Records excerpted from a collection
◇ ◇ ◇ ◇ ◇
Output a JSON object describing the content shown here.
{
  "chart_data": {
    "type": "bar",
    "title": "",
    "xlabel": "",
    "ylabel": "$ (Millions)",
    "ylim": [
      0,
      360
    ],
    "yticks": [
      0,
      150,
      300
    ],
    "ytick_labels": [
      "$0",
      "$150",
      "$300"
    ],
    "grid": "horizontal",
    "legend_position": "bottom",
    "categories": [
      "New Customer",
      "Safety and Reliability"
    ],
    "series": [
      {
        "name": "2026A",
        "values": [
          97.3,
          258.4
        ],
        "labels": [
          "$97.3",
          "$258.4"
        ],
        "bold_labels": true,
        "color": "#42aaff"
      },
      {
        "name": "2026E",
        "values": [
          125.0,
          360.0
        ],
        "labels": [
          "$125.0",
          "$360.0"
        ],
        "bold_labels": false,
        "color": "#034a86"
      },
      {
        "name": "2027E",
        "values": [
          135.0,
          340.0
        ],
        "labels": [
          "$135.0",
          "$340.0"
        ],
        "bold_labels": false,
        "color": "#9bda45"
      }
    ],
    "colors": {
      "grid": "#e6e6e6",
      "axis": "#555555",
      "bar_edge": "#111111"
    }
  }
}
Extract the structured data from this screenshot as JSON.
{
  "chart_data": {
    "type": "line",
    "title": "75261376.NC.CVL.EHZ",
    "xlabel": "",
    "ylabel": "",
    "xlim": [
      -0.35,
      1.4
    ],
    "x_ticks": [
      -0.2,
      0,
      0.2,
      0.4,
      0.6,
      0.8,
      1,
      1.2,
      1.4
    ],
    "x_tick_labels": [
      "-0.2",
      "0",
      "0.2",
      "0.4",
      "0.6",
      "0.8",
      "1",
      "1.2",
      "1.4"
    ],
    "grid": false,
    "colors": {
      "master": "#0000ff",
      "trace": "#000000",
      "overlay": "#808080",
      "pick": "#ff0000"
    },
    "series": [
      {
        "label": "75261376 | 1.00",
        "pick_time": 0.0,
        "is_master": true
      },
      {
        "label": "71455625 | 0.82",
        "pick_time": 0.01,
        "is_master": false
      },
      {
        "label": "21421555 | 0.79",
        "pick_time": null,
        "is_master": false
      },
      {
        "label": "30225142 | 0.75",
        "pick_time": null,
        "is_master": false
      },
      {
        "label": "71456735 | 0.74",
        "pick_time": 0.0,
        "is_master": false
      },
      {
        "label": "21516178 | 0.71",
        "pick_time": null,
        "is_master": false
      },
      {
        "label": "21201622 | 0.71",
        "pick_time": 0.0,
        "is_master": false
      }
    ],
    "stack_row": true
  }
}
◇ ◇ ◇ ◇ ◇
• Given exercise: Above are some records; extract every one of them exactly.

• Written answer:
Output a JSON object describing the content shown here.
{
  "chart_data": {
    "type": "bar",
    "title": "",
    "xlabel": "",
    "ylabel": "$ (Millions)",
    "ylim": [
      0,
      360
    ],
    "yticks": [
      0,
      150,
      300
    ],
    "ytick_labels": [
      "$0",
      "$150",
      "$300"
    ],
    "grid": "horizontal",
    "legend_position": "bottom",
    "categories": [
      "New Customer",
      "Safety and Reliability"
    ],
    "series": [
      {
        "name": "2026A",
        "values": [
          97.3,
          258.4
        ],
        "labels": [
          "$97.3",
          "$258.4"
        ],
        "bold_labels": true,
        "color": "#42aaff"
      },
      {
        "name": "2026E",
        "values": [
          125.0,
          360.0
        ],
        "labels": [
          "$125.0",
          "$360.0"
        ],
        "bold_labels": false,
        "color": "#034a86"
      },
      {
        "name": "2027E",
        "values": [
          135.0,
          340.0
        ],
        "labels": [
          "$135.0",
          "$340.0"
        ],
        "bold_labels": false,
        "color": "#9bda45"
      }
    ],
    "colors": {
      "grid": "#e6e6e6",
      "axis": "#555555",
      "bar_edge": "#111111"
    }
  }
}
Extract the structured data from this screenshot as JSON.
{
  "chart_data": {
    "type": "line",
    "title": "75261376.NC.CVL.EHZ",
    "xlabel": "",
    "ylabel": "",
    "xlim": [
      -0.35,
      1.4
    ],
    "x_ticks": [
      -0.2,
      0,
      0.2,
      0.4,
      0.6,
      0.8,
      1,
      1.2,
      1.4
    ],
    "x_tick_labels": [
      "-0.2",
      "0",
      "0.2",
      "0.4",
      "0.6",
      "0.8",
      "1",
      "1.2",
      "1.4"
    ],
    "grid": false,
    "colors": {
      "master": "#0000ff",
      "trace": "#000000",
      "overlay": "#808080",
      "pick": "#ff0000"
    },
    "series": [
      {
        "label": "75261376 | 1.00",
        "pick_time": 0.0,
        "is_master": true
      },
      {
        "label": "71455625 | 0.82",
        "pick_time": 0.01,
        "is_master": false
      },
      {
        "label": "21421555 | 0.79",
        "pick_time": null,
        "is_master": false
      },
      {
        "label": "30225142 | 0.75",
        "pick_time": null,
        "is_master": false
      },
      {
        "label": "71456735 | 0.74",
        "pick_time": 0.0,
        "is_master": false
      },
      {
        "label": "21516178 | 0.71",
        "pick_time": null,
        "is_master": false
      },
      {
        "label": "21201622 | 0.71",
        "pick_time": 0.0,
        "is_master": false
      }
    ],
    "stack_row": true
  }
}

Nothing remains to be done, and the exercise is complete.